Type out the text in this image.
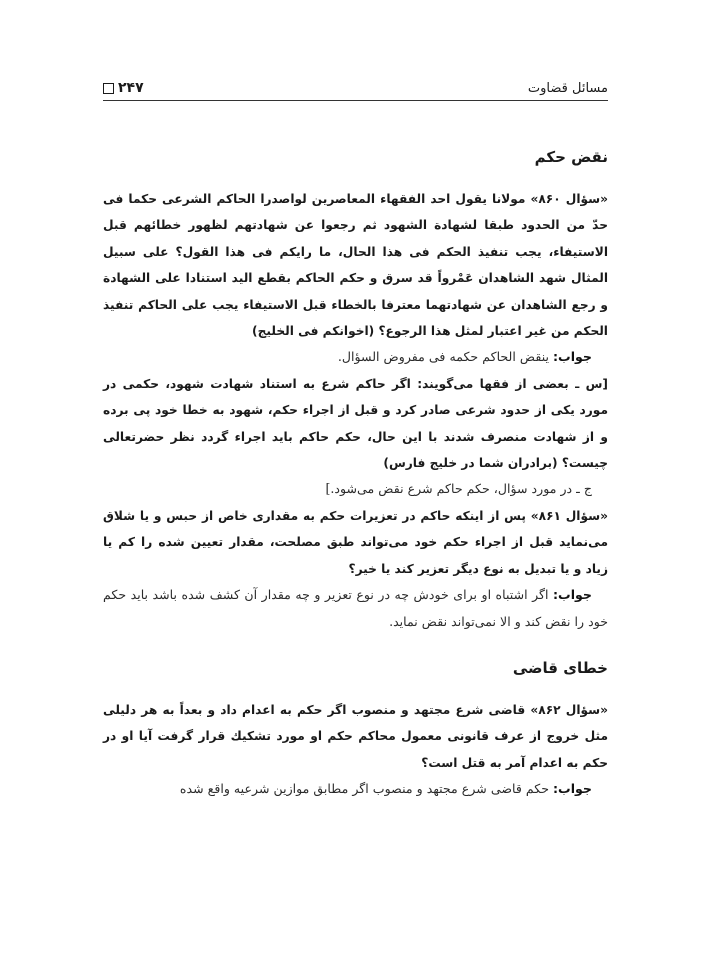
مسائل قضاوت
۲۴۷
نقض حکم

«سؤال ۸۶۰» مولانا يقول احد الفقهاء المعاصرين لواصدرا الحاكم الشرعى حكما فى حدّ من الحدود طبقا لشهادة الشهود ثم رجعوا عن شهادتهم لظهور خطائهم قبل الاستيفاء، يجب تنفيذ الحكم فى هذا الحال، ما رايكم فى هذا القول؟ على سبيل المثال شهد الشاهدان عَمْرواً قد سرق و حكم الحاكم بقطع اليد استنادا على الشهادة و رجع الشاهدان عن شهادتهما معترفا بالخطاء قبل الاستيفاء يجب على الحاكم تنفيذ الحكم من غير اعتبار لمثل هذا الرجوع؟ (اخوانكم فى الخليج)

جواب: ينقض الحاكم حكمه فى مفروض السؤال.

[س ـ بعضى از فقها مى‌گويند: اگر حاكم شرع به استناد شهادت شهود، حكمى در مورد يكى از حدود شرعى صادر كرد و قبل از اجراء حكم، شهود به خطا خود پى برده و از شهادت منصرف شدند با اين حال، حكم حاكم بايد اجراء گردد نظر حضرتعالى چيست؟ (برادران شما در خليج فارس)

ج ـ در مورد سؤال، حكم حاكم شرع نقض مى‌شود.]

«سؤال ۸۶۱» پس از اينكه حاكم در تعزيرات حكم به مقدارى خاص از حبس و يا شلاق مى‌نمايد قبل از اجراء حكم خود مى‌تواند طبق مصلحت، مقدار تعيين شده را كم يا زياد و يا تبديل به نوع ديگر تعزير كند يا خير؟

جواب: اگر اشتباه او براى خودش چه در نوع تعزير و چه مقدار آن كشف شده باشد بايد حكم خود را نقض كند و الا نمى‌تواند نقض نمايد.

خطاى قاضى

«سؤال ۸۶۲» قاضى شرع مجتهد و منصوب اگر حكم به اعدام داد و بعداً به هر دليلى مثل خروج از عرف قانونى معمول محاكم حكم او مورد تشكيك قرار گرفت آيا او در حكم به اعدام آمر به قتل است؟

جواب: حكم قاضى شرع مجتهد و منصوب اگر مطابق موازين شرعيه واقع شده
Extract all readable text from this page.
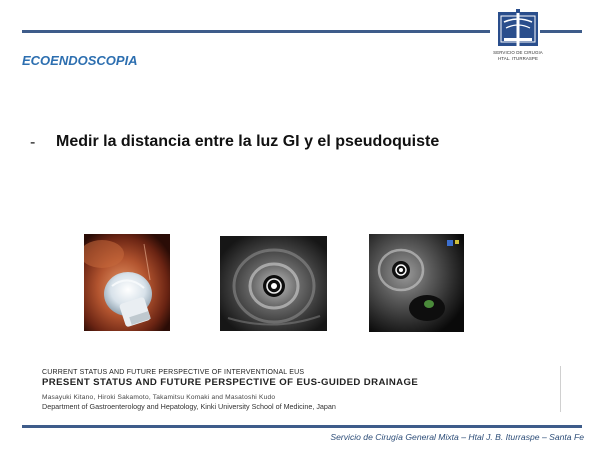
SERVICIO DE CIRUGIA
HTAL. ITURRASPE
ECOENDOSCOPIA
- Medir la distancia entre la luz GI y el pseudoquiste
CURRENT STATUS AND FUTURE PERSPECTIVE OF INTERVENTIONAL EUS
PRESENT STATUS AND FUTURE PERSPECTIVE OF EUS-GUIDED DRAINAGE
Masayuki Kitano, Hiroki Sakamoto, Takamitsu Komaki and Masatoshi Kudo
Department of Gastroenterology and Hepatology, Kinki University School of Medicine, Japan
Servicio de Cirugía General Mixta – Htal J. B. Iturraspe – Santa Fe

---*---

Give only the number of lines in the material above where the string "مقدار" appears.

■ **Answer in full**: 2